### Task description
Repeat each of these records exactly.

--- Exercise material Enclosed Below ---

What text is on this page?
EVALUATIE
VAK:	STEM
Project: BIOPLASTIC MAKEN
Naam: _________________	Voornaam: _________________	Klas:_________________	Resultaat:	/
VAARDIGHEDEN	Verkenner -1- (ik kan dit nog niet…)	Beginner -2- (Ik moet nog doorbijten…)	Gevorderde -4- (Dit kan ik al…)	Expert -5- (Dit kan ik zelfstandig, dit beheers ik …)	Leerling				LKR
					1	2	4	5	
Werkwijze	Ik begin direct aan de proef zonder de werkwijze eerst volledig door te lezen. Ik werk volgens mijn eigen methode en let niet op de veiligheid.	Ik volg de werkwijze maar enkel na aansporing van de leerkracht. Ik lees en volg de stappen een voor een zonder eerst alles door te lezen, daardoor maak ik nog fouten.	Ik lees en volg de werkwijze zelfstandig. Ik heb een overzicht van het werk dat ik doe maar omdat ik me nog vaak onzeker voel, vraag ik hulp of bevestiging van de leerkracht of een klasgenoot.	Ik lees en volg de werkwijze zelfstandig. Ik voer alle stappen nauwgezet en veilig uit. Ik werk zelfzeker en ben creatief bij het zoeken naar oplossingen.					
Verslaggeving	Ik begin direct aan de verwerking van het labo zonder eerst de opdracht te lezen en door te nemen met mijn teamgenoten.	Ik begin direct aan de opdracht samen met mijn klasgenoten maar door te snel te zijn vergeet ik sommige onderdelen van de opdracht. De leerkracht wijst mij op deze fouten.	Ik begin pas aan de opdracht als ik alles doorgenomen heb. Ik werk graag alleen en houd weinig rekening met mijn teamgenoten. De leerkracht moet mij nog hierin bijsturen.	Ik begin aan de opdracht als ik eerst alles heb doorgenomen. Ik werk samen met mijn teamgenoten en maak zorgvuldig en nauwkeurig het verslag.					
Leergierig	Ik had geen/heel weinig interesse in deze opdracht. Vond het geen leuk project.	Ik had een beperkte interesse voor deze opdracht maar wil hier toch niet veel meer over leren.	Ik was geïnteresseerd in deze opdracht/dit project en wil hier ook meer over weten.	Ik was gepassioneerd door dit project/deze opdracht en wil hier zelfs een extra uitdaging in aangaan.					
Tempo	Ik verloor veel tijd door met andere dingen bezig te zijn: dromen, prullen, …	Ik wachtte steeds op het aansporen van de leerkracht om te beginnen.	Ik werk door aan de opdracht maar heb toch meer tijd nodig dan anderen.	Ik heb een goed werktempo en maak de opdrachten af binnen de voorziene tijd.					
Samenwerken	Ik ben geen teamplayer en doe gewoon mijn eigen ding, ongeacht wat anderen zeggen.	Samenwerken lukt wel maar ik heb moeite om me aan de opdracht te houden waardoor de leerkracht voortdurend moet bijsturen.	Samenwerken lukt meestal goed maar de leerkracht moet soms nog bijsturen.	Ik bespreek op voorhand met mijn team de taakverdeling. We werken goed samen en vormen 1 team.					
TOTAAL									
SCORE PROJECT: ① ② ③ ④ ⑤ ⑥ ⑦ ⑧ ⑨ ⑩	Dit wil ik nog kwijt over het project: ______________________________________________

--- End of Enclosed Exercise material ---

### Solution to this exercise
What text is on this page?
EVALUATIE
VAK:	STEM
Project: BIOPLASTIC MAKEN
Naam: _________________	Voornaam: _________________	Klas:_________________	Resultaat:	/
VAARDIGHEDEN	Verkenner -1- (ik kan dit nog niet…)	Beginner -2- (Ik moet nog doorbijten…)	Gevorderde -4- (Dit kan ik al…)	Expert -5- (Dit kan ik zelfstandig, dit beheers ik …)	Leerling				LKR
					1	2	4	5	
Werkwijze	Ik begin direct aan de proef zonder de werkwijze eerst volledig door te lezen. Ik werk volgens mijn eigen methode en let niet op de veiligheid.	Ik volg de werkwijze maar enkel na aansporing van de leerkracht. Ik lees en volg de stappen een voor een zonder eerst alles door te lezen, daardoor maak ik nog fouten.	Ik lees en volg de werkwijze zelfstandig. Ik heb een overzicht van het werk dat ik doe maar omdat ik me nog vaak onzeker voel, vraag ik hulp of bevestiging van de leerkracht of een klasgenoot.	Ik lees en volg de werkwijze zelfstandig. Ik voer alle stappen nauwgezet en veilig uit. Ik werk zelfzeker en ben creatief bij het zoeken naar oplossingen.					
Verslaggeving	Ik begin direct aan de verwerking van het labo zonder eerst de opdracht te lezen en door te nemen met mijn teamgenoten.	Ik begin direct aan de opdracht samen met mijn klasgenoten maar door te snel te zijn vergeet ik sommige onderdelen van de opdracht. De leerkracht wijst mij op deze fouten.	Ik begin pas aan de opdracht als ik alles doorgenomen heb. Ik werk graag alleen en houd weinig rekening met mijn teamgenoten. De leerkracht moet mij nog hierin bijsturen.	Ik begin aan de opdracht als ik eerst alles heb doorgenomen. Ik werk samen met mijn teamgenoten en maak zorgvuldig en nauwkeurig het verslag.					
Leergierig	Ik had geen/heel weinig interesse in deze opdracht. Vond het geen leuk project.	Ik had een beperkte interesse voor deze opdracht maar wil hier toch niet veel meer over leren.	Ik was geïnteresseerd in deze opdracht/dit project en wil hier ook meer over weten.	Ik was gepassioneerd door dit project/deze opdracht en wil hier zelfs een extra uitdaging in aangaan.					
Tempo	Ik verloor veel tijd door met andere dingen bezig te zijn: dromen, prullen, …	Ik wachtte steeds op het aansporen van de leerkracht om te beginnen.	Ik werk door aan de opdracht maar heb toch meer tijd nodig dan anderen.	Ik heb een goed werktempo en maak de opdrachten af binnen de voorziene tijd.					
Samenwerken	Ik ben geen teamplayer en doe gewoon mijn eigen ding, ongeacht wat anderen zeggen.	Samenwerken lukt wel maar ik heb moeite om me aan de opdracht te houden waardoor de leerkracht voortdurend moet bijsturen.	Samenwerken lukt meestal goed maar de leerkracht moet soms nog bijsturen.	Ik bespreek op voorhand met mijn team de taakverdeling. We werken goed samen en vormen 1 team.					
TOTAAL									
SCORE PROJECT: ① ② ③ ④ ⑤ ⑥ ⑦ ⑧ ⑨ ⑩	Dit wil ik nog kwijt over het project: ______________________________________________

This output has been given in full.